TEXT BLOCK:
■ ■ ■

MPEG(Taken from Compression FAQ and written by written by Mark Adler
around January 1992; modified and updated by Harald Popp
in March 94.)
Q: What is MPEG, exactly?
A: MPEG is the "Moving Picture Experts Group", working under the
joint direction of the International Standards Organization (ISO)
and the International Electro-Technical Commission (IEC). This
group works on standards for the coding of moving pictures and
associated audio.
Q: What is the status of MPEG's work, then? What's about MPEG-1, -2,
and so on?
A: MPEG approaches the growing need for multimedia standards step-by-
step. Today, three "phases" are defined:
MPEG-1: "Coding of Moving Pictures and Associated Audio for
Digital Storage Media at up to about 1.5 MBit/s"
Status: International Standard IS-11172, completed in 10.92
MPEG-2: "Generic Coding of Moving Pictures and Associated Audio"
Status: Comittee Draft CD 13818 as found in documents MPEG93 /
N601, N602, N603 (11.93)
MPEG-3: no longer exists (has been merged into MPEG-2)
MPEG-4: "Very Low Bitrate Audio-Visual Coding"
Status: Call for Proposals 11.94, Working Draft in 11.96
Q: MPEG-1 is ready-for-use. How does the standard look like?
A: MPEG-1 consists of 4 parts:
IS 11172-1: System
describes synchronization and multiplexing of video and audio
IS 11172-2: Video
describes compression of non-interlaced video signals
IS 11172-3: Audio
describes compression of audio signals
CD 11172-4: Compliance Testing
describes procedures for determining the characteristics of coded
bitstreams and the decoding porcess and for testing compliance
with the requirements stated in the other parts
Q. Does MPEG have anything to do with JPEG?
A. Well, it sounds the same, and they are part of the same
subcommittee of ISO along with JBIG and MHEG, and they usually meet
at the same place at the same time. However, they are different
sets of people with few or no common individual members, and they
have different charters and requirements. JPEG is for still image
compression.
Q. Then what's JBIG and MHEG?
A. Sorry I mentioned them. Ok, I'll simply say that JBIG is for binary
image compression (like faxes), and MHEG is for multi-media data
standards (like integrating stills, video, audio, text, etc.).
For an introduction to JBIG, see question 74 below.
Q. So how does MPEG-1 work? Tell me about video coding!
A. First off, it starts with a relatively low resolution video
sequence (possibly decimated from the original) of about 352 by
240 frames by 30 frames/s (US--different numbers for Europe),
but original high (CD) quality audio. The images are in color,
but converted to YUV space, and the two chrominance channels
(U and V) are decimated further to 176 by 120 pixels. It turns
out that you can get away with a lot less resolution in those
channels and not notice it, at least in "natural" (not computer
generated) images.
The basic scheme is to predict motion from frame to frame in the
temporal direction, and then to use DCT's (discrete cosine
transforms) to organize the redundancy in the spatial directions.

■ ■ ■

[Image-based layout entries]
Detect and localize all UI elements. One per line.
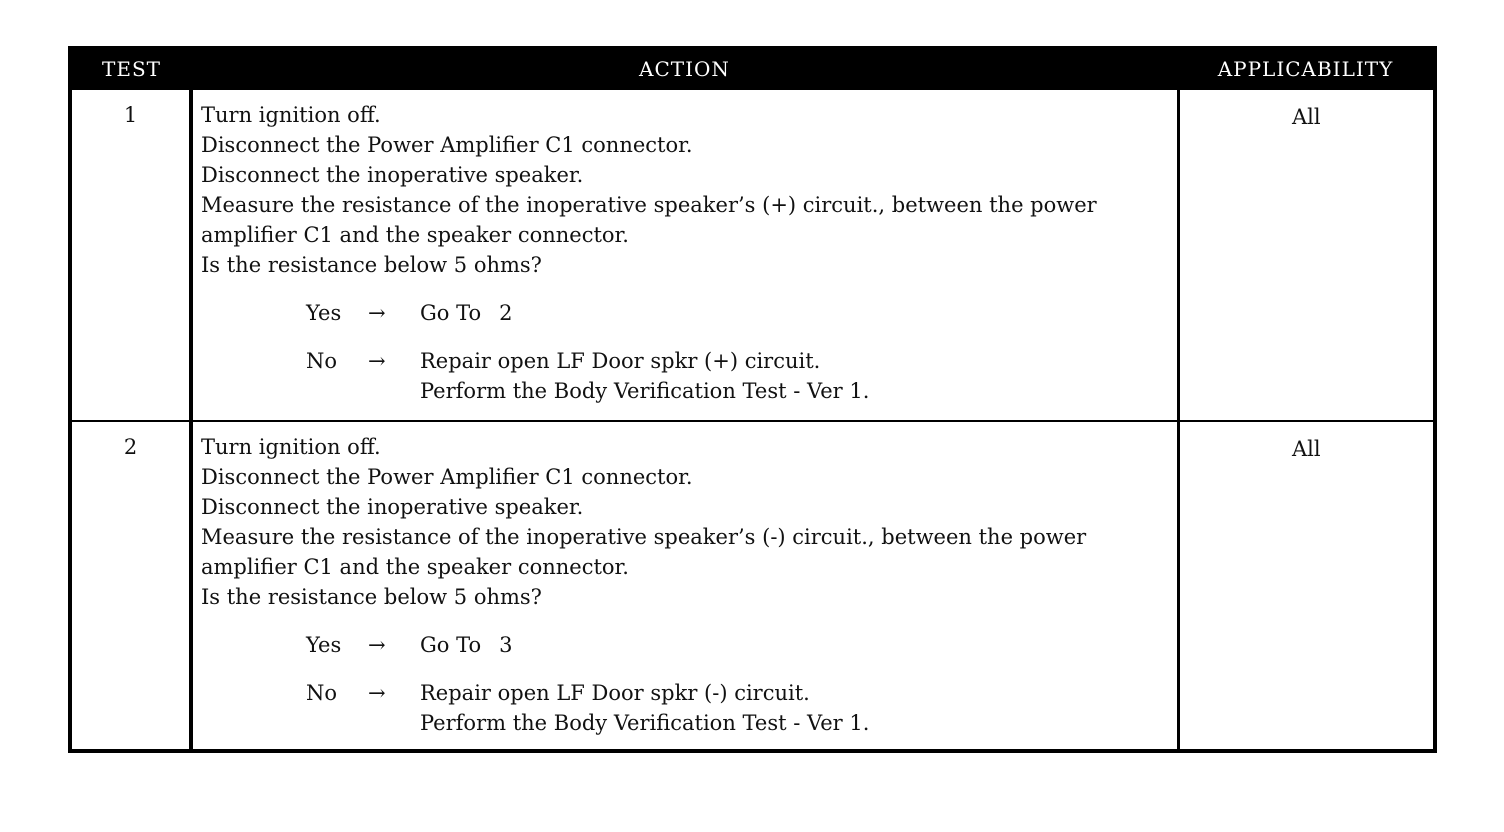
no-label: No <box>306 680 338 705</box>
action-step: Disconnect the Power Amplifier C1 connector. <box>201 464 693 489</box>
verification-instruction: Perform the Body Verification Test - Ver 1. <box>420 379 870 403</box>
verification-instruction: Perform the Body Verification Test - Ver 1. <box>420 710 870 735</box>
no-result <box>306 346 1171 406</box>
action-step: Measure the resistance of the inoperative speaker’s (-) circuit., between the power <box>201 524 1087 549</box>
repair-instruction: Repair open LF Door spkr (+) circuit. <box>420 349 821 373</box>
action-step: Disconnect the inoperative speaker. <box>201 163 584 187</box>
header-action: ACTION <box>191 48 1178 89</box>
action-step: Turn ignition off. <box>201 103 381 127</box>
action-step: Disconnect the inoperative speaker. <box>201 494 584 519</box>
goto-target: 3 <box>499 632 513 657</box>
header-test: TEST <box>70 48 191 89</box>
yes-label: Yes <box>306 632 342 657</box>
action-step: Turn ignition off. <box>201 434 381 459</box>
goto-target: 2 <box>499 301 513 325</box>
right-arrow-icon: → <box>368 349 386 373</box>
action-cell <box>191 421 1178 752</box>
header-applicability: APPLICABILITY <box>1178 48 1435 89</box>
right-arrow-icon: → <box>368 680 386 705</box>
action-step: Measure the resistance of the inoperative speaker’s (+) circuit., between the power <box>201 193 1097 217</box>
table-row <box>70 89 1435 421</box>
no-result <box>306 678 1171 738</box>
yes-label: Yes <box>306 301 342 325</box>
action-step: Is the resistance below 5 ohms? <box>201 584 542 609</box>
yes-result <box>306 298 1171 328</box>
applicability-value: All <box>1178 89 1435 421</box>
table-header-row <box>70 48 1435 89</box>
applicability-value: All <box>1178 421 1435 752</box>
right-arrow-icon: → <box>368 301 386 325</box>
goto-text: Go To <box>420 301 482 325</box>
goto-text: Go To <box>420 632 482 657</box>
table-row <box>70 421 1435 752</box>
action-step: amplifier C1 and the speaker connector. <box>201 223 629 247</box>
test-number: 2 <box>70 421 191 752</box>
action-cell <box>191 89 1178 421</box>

■ ■ ■

STATED PROBLEM: Write the next part of the MPEG FAQ, beginning right after its last sentence on the basic scheme of MPEG-1 video coding. None of the items is used here.

RESULT:
The DCT's are done on 8x8 blocks, and the motion prediction is
done in the luminance (Y) channel on 16x16 blocks. In other words,
given the 16x16 block in the current frame that you are trying to
code, you look for a close match to that block in a previous or
future frame (there are backward prediction modes where later
frames are sent first to allow interpolating between frames).
The DCT coefficients (of either the actual data, or the difference
between this block and the close match) are "quantized", which
means that you divide them by some value to drop bits off the
bottom end. Hopefully, many of the coefficients will then end up
being zero. The quantization can change for every "macroblock"
(a macroblock is 16x16 of Y and the corresponding 8x8's in both
U and V). The results of all of this, which include the DCT
coefficients, the motion vectors, and the quantization parameters
(and other stuff) is Huffman coded using fixed tables. The DCT
coefficients have a special Huffman table that is "two-dimensional"
in that one code specifies a run-length of zeros and the non-zero
value that ended the run. Also, the motion vectors and the DC
DCT components are DPCM (subtracted from the last one) coded.
Q. So is each frame predicted from the last frame?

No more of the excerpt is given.